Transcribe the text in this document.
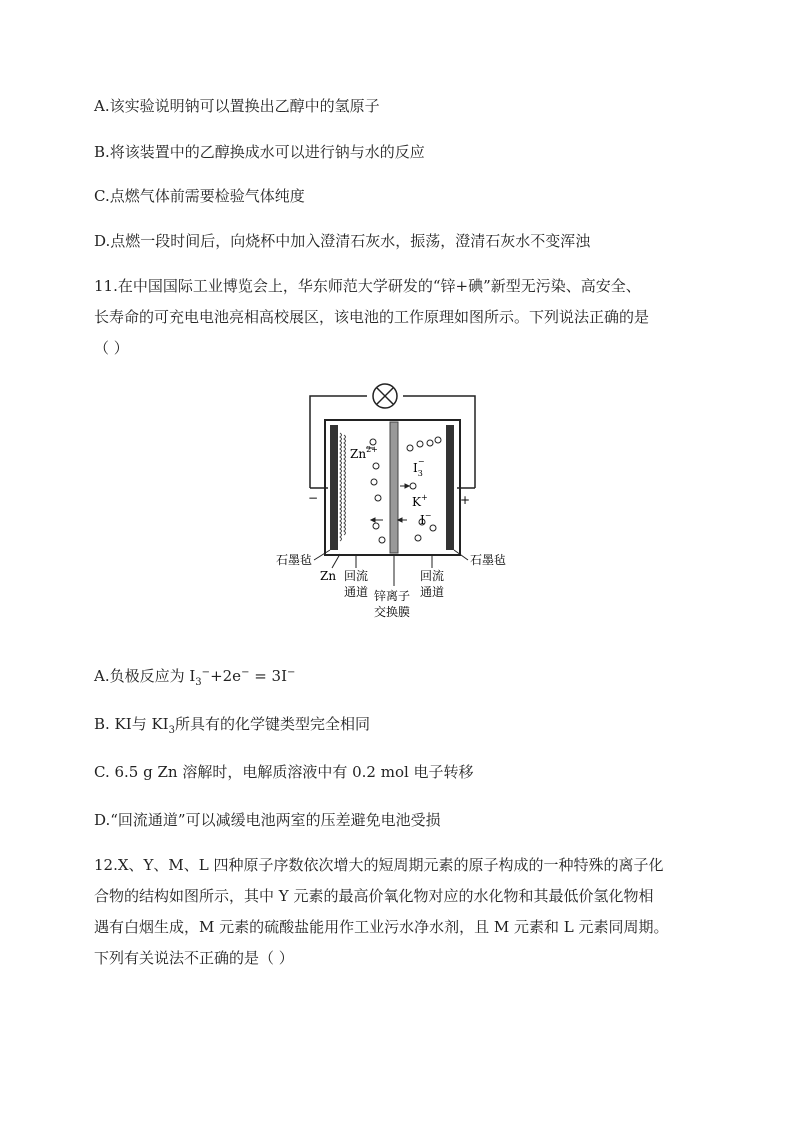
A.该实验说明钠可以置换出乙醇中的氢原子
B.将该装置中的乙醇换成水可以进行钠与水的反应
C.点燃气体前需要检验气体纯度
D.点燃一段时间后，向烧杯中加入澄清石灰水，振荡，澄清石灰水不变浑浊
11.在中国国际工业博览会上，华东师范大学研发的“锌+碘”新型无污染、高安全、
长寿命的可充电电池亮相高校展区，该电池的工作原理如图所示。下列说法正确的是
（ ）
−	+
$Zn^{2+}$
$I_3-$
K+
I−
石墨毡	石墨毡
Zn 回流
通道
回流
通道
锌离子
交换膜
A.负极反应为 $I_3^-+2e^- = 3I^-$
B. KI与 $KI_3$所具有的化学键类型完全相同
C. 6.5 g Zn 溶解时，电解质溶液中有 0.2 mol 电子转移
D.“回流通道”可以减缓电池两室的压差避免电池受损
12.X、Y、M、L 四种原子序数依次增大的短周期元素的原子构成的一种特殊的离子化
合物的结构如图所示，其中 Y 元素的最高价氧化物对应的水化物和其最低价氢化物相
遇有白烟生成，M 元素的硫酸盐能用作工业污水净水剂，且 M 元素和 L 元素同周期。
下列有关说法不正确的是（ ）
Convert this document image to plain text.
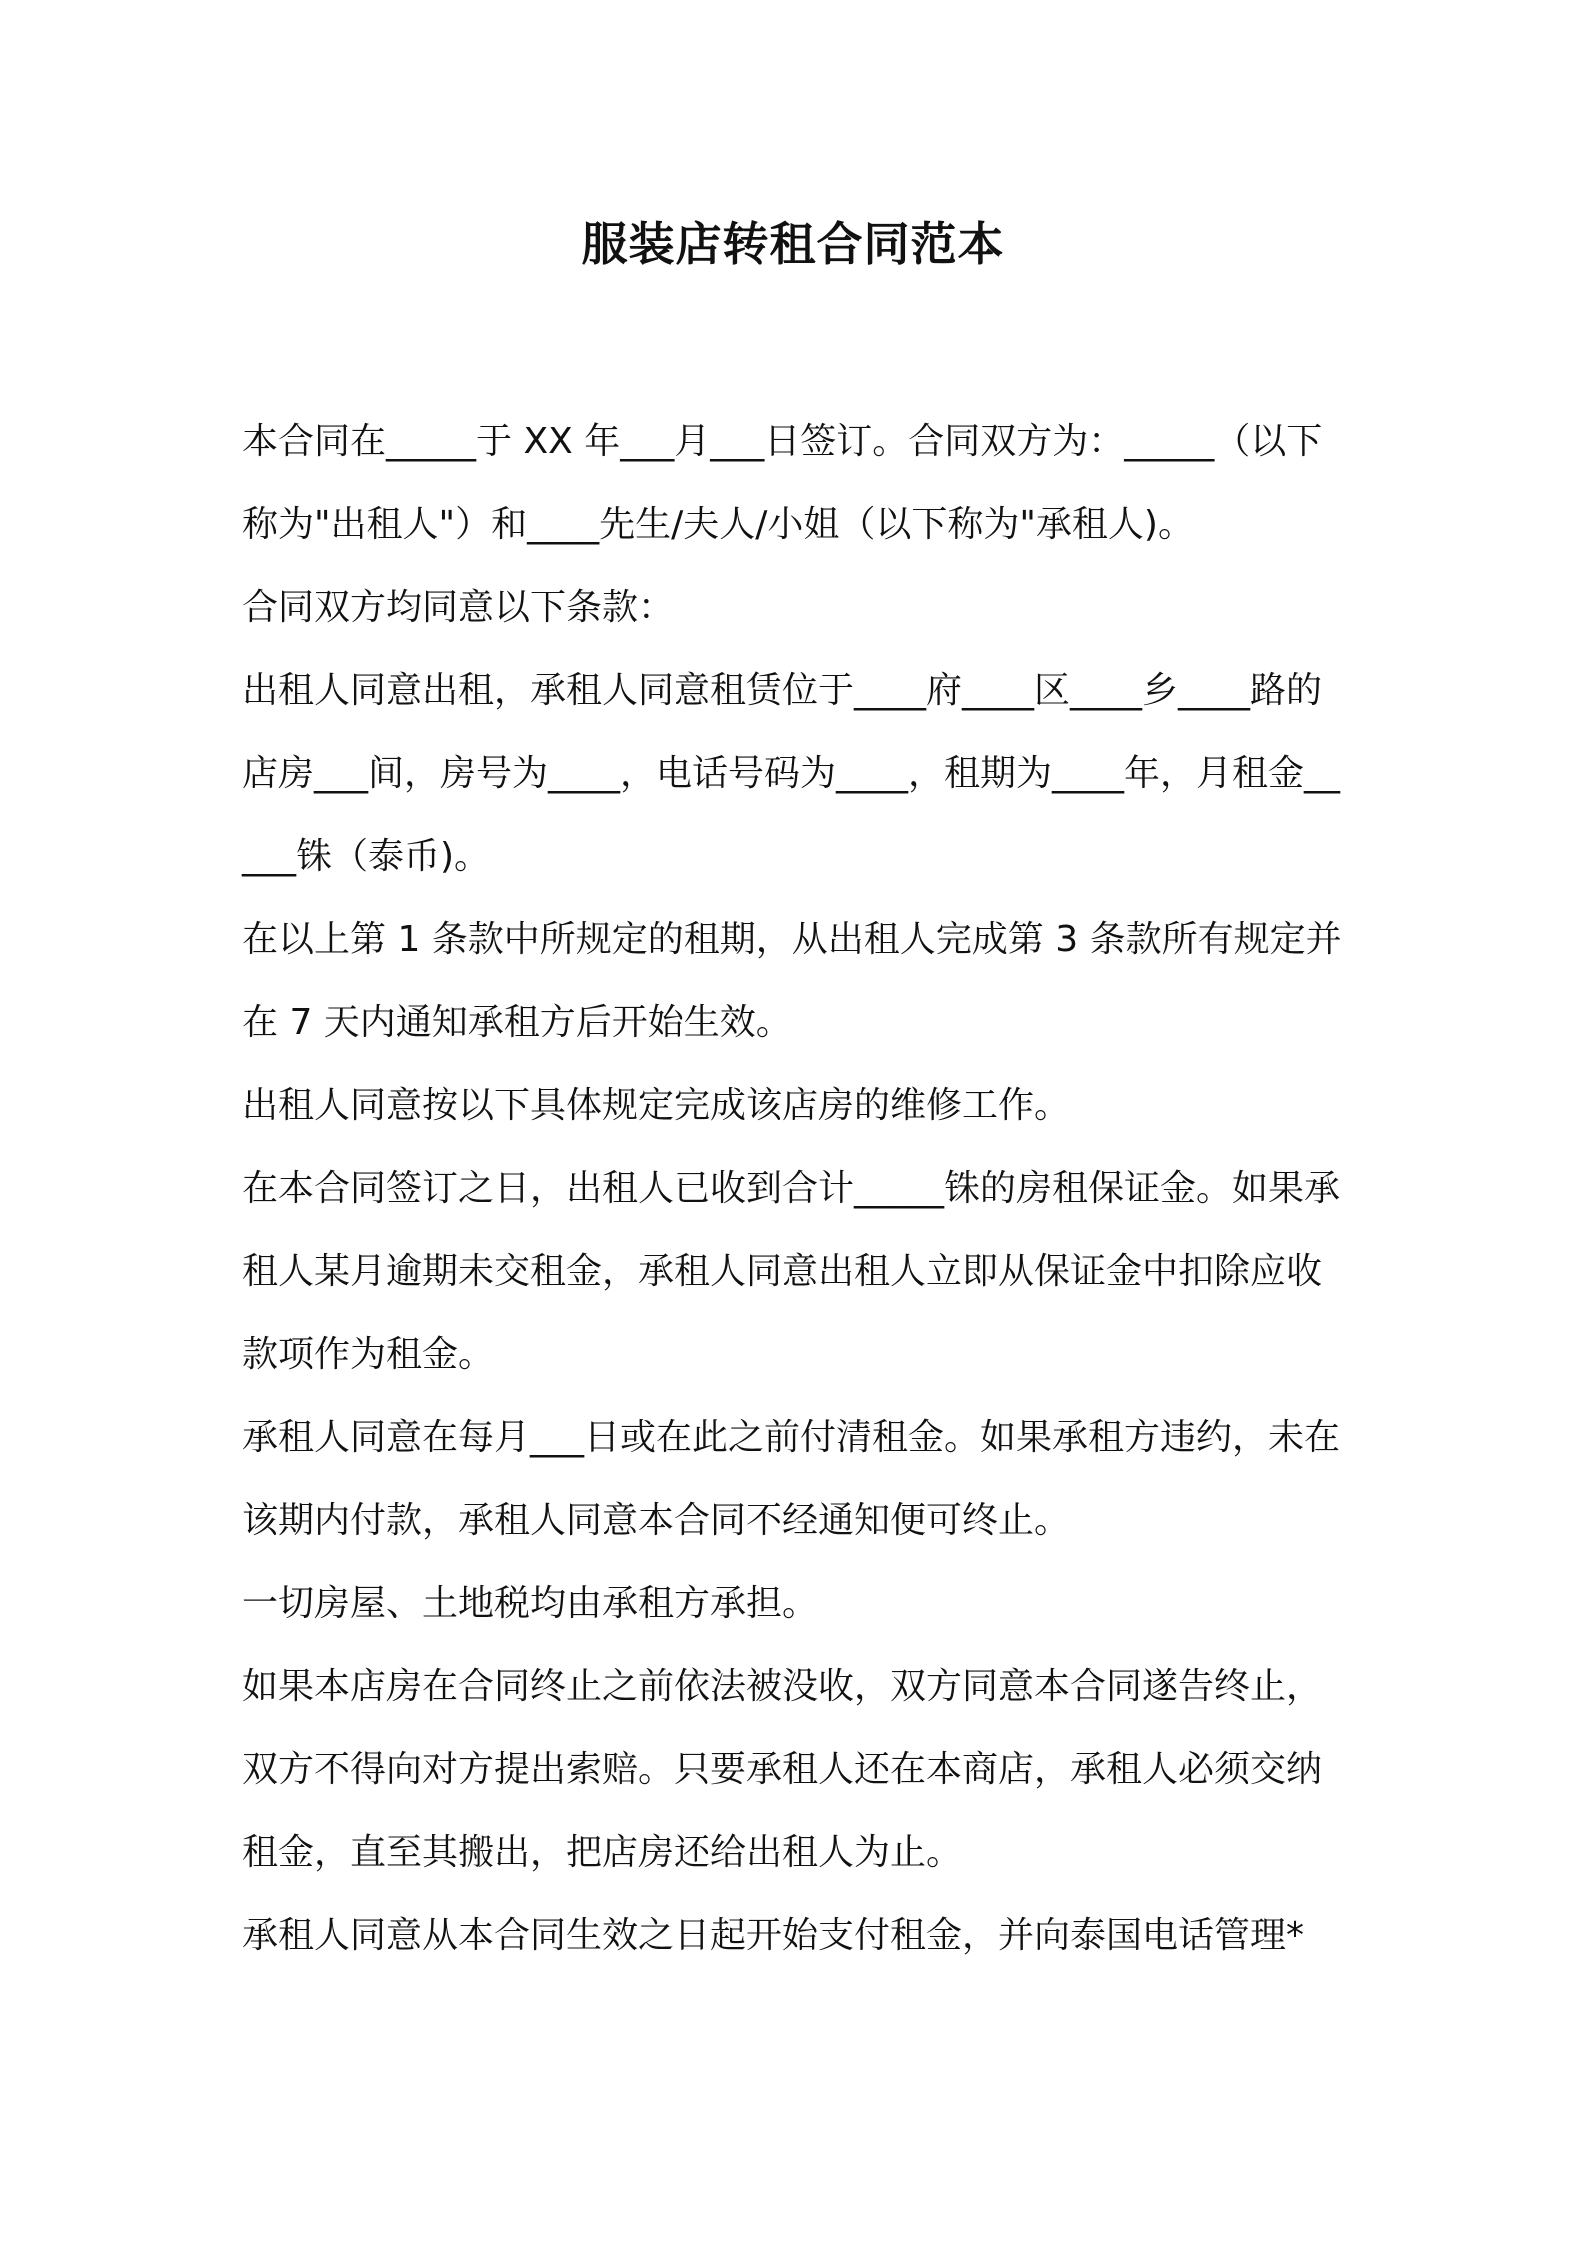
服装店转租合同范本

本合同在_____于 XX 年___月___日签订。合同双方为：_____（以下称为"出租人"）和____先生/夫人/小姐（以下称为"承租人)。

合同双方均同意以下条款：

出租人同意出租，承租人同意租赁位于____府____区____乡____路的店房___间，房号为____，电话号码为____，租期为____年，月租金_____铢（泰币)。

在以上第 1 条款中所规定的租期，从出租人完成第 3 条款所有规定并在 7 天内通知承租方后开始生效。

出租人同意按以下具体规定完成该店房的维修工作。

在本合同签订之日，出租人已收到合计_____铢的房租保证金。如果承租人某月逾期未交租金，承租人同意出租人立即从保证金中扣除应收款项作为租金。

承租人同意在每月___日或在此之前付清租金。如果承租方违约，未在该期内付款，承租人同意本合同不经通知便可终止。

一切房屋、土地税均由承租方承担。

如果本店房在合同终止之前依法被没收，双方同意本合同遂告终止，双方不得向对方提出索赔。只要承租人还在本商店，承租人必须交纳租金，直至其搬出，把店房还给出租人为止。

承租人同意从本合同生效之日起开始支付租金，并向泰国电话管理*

TASK BRIEF — Please set down each line of the data above exactly as written, without the pictures.

OUTPUT BELOW —
Transcribe the text in this document.
A.该实验说明钠可以置换出乙醇中的氢原子
B.将该装置中的乙醇换成水可以进行钠与水的反应
C.点燃气体前需要检验气体纯度
D.点燃一段时间后，向烧杯中加入澄清石灰水，振荡，澄清石灰水不变浑浊
11.在中国国际工业博览会上，华东师范大学研发的“锌+碘”新型无污染、高安全、
长寿命的可充电电池亮相高校展区，该电池的工作原理如图所示。下列说法正确的是
（ ）
−	+
$Zn^{2+}$
$I_3-$
K+
I−
石墨毡	石墨毡
Zn 回流
通道
回流
通道
锌离子
交换膜
A.负极反应为 $I_3^-+2e^- = 3I^-$
B. KI与 $KI_3$所具有的化学键类型完全相同
C. 6.5 g Zn 溶解时，电解质溶液中有 0.2 mol 电子转移
D.“回流通道”可以减缓电池两室的压差避免电池受损
12.X、Y、M、L 四种原子序数依次增大的短周期元素的原子构成的一种特殊的离子化
合物的结构如图所示，其中 Y 元素的最高价氧化物对应的水化物和其最低价氢化物相
遇有白烟生成，M 元素的硫酸盐能用作工业污水净水剂，且 M 元素和 L 元素同周期。
下列有关说法不正确的是（ ）
Convert this document image to plain text.
服装店转租合同范本

本合同在_____于 XX 年___月___日签订。合同双方为：_____（以下称为"出租人"）和____先生/夫人/小姐（以下称为"承租人)。

合同双方均同意以下条款：

出租人同意出租，承租人同意租赁位于____府____区____乡____路的店房___间，房号为____，电话号码为____，租期为____年，月租金_____铢（泰币)。

在以上第 1 条款中所规定的租期，从出租人完成第 3 条款所有规定并在 7 天内通知承租方后开始生效。

出租人同意按以下具体规定完成该店房的维修工作。

在本合同签订之日，出租人已收到合计_____铢的房租保证金。如果承租人某月逾期未交租金，承租人同意出租人立即从保证金中扣除应收款项作为租金。

承租人同意在每月___日或在此之前付清租金。如果承租方违约，未在该期内付款，承租人同意本合同不经通知便可终止。

一切房屋、土地税均由承租方承担。

如果本店房在合同终止之前依法被没收，双方同意本合同遂告终止，双方不得向对方提出索赔。只要承租人还在本商店，承租人必须交纳租金，直至其搬出，把店房还给出租人为止。

承租人同意从本合同生效之日起开始支付租金，并向泰国电话管理*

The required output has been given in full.